Já assisti a muitas novelas e não vejo problema em confessar, mas ultimamente o gênero não me interessa tanto. Prefiro os filmes, com início meio e fim em poucas horas; e as séries dos serviços de streaming, que a gente pode ver quando e pelo tempo que desejar, incluindo maratonas de tardes e noites inteiras se a história for boa. Entretanto, esta semana, vi-me diante da TV saboreando um dos capítulos da nova trama das 18h na rede Globo, “Éramos seis”.
Esta é a quinta vez em que a obra de Maria José Dupré está sendo adaptada para a TV. Não vi as anteriores – talvez alguns capítulos, eventualmente – mas conheço a história porque li o livro. Publicado em 1943, ele chegou às minhas mãos bem depois, nos anos 80, quando passou a integrar a fantástica série Vaga-lume, junto com dezenas de outros títulos. À tarde, depois do “tema”, gostava de sentar num canto e me entregar à leitura.
Em tese, “Éramos seis” não deveria ter despertado em mim qualquer tipo de emoção naquela época adolescente. Afinal, o livro não tem mocinhos e bandidos, aventureiros, monstros ou espadachins. Traz, ao invés disso, uma história relativamente triste, sobre uma família de classe média baixa vivendo na São Paulo do começo do século XX. Júlio e Lola procuram dar aos quatro filhos uma boa educação, ao mesmo tempo em que trabalham duro para colocar comida na mesa e pagar as prestações da casa em que residem.

#####

◆ PROBLEMA A RESOLVER
Copie o texto sobre “Éramos seis” começando em “Esta é a quinta” e seguindo até “entregar à leitura.”, trocando “livro” por “romance”. Os itens não têm papel algum no trabalho com o texto sobre “Éramos seis”.

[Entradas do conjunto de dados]
#####

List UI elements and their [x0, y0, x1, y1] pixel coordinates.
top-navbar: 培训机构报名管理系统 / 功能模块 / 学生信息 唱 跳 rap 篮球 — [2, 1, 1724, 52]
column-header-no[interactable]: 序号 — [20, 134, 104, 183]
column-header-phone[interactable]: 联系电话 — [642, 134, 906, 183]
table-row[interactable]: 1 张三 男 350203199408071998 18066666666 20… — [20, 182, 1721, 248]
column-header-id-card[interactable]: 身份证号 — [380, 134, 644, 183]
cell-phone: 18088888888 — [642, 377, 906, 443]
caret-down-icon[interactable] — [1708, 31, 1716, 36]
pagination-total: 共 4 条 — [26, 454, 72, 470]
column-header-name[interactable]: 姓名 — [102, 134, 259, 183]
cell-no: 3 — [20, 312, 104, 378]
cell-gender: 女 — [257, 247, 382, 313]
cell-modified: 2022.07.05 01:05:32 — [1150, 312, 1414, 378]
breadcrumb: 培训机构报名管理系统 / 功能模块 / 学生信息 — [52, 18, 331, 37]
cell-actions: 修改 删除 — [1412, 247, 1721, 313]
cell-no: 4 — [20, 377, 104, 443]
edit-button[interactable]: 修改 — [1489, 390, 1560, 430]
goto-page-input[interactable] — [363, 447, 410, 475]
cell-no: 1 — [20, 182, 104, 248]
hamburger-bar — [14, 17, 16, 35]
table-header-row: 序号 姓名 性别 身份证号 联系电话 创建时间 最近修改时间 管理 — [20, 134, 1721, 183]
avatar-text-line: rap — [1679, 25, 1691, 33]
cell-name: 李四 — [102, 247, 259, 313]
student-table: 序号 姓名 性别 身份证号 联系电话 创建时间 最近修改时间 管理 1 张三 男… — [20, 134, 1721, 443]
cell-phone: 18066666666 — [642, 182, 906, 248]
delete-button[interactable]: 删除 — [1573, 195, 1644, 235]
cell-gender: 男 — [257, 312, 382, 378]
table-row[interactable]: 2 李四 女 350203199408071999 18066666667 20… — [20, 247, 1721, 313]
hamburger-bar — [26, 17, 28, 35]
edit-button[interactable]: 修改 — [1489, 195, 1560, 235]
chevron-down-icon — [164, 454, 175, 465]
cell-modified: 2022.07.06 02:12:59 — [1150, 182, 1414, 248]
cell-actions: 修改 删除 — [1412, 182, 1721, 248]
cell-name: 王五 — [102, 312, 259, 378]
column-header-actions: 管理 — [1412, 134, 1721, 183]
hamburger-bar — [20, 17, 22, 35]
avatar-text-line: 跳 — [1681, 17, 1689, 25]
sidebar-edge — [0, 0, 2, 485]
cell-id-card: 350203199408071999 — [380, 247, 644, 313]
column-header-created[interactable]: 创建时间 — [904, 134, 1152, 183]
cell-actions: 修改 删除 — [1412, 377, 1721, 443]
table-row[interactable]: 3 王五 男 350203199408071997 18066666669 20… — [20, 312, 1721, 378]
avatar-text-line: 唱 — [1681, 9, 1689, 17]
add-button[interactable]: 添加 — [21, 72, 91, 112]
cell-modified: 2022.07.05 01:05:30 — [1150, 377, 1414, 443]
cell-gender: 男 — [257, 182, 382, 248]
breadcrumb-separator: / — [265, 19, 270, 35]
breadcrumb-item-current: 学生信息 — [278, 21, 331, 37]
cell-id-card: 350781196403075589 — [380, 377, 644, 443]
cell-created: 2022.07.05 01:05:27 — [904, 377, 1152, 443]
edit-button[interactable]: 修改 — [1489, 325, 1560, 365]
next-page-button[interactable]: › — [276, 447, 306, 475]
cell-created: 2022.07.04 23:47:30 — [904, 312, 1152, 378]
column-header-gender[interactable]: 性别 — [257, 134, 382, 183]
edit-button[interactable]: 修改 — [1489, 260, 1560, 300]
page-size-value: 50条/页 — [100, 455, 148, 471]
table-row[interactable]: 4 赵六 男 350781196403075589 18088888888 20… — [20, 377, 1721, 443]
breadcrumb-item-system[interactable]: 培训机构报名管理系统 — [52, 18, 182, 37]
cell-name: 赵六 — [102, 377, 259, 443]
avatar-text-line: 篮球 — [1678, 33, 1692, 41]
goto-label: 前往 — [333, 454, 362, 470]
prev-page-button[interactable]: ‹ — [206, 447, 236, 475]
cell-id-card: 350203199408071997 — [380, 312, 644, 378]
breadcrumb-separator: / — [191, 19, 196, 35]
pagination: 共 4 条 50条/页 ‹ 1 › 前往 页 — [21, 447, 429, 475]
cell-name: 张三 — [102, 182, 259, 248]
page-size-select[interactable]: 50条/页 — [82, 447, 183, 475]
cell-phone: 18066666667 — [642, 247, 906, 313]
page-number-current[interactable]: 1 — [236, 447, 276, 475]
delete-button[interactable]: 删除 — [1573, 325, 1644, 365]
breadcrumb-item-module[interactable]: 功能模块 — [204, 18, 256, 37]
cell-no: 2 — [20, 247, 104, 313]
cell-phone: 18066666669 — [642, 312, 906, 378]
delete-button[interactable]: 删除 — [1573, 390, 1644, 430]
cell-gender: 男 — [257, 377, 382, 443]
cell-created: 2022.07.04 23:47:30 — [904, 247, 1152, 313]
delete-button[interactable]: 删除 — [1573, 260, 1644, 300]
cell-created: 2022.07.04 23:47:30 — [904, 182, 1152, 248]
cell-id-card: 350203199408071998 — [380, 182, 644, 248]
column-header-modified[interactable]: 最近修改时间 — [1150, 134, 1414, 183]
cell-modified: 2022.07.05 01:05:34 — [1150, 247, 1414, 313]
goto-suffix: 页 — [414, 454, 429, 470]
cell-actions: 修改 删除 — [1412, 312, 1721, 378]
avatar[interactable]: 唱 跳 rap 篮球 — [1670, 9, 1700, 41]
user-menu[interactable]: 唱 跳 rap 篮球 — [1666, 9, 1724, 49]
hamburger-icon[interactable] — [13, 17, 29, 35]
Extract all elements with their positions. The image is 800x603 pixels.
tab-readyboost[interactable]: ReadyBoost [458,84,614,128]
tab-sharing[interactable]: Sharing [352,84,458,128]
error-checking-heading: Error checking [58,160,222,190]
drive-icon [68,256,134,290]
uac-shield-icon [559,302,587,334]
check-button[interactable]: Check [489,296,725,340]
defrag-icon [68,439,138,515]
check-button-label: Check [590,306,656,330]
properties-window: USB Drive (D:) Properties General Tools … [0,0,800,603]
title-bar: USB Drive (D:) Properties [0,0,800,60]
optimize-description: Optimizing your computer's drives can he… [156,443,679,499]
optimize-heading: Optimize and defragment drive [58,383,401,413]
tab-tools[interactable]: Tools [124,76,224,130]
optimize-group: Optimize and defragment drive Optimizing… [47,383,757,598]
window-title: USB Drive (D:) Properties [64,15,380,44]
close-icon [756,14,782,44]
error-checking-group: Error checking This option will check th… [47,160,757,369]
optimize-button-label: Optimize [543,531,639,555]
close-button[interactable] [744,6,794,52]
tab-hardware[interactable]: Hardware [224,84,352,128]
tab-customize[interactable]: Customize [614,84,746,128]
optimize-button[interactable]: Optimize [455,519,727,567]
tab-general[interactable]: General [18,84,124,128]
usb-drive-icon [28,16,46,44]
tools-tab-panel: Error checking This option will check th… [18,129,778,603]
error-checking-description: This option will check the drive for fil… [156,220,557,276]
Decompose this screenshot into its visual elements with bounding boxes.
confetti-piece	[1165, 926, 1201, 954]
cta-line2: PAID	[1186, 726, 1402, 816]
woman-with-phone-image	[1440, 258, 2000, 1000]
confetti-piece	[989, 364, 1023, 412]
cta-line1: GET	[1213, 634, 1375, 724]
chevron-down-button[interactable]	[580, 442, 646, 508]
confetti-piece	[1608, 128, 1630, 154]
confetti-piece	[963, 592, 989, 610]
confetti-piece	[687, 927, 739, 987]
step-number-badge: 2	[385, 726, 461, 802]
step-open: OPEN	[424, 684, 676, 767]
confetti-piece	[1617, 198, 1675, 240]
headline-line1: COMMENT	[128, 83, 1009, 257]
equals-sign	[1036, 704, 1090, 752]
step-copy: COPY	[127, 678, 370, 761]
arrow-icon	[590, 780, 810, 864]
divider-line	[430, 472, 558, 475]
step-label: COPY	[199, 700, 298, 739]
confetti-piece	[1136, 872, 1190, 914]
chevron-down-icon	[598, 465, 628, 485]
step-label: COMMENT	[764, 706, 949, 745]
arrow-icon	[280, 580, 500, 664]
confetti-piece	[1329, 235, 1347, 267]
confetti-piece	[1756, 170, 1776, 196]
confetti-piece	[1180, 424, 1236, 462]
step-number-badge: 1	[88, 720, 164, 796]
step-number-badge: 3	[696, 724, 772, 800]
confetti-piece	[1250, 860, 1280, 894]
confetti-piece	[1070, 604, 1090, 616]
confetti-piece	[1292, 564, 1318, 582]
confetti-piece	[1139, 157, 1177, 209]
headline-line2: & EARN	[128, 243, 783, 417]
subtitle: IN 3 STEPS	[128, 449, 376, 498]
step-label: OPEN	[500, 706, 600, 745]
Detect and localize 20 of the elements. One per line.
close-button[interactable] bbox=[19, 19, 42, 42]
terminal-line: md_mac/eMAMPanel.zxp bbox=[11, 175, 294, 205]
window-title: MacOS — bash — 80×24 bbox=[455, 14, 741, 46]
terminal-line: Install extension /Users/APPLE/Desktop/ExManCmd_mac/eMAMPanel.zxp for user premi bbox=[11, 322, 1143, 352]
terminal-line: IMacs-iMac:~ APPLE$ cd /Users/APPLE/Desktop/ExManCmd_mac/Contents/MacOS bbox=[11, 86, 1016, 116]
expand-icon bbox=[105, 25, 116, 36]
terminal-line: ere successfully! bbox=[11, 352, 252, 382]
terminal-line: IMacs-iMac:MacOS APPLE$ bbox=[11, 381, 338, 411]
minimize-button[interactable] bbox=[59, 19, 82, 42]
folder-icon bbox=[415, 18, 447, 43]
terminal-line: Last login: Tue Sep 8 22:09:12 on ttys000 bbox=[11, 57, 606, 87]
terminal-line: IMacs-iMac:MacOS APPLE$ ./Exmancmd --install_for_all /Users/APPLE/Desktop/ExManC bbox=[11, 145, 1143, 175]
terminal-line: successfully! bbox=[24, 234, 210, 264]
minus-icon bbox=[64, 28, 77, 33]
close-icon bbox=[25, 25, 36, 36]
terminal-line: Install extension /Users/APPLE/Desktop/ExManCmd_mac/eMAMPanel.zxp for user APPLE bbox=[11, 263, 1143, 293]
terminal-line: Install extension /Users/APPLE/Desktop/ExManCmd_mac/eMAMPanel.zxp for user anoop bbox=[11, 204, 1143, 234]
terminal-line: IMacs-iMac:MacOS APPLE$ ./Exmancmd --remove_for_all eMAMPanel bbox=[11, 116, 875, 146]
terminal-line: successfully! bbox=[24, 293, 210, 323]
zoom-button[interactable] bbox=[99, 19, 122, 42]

#####

◆ RESULTADO
Esta é a quinta vez em que a obra de Maria José Dupré está sendo adaptada para a TV. Não vi as anteriores – talvez alguns capítulos, eventualmente – mas conheço a história porque li o romance. Publicado em 1943, ele chegou às minhas mãos bem depois, nos anos 80, quando passou a integrar a fantástica série Vaga-lume, junto com dezenas de outros títulos. À tarde, depois do “tema”, gostava de sentar num canto e me entregar à leitura.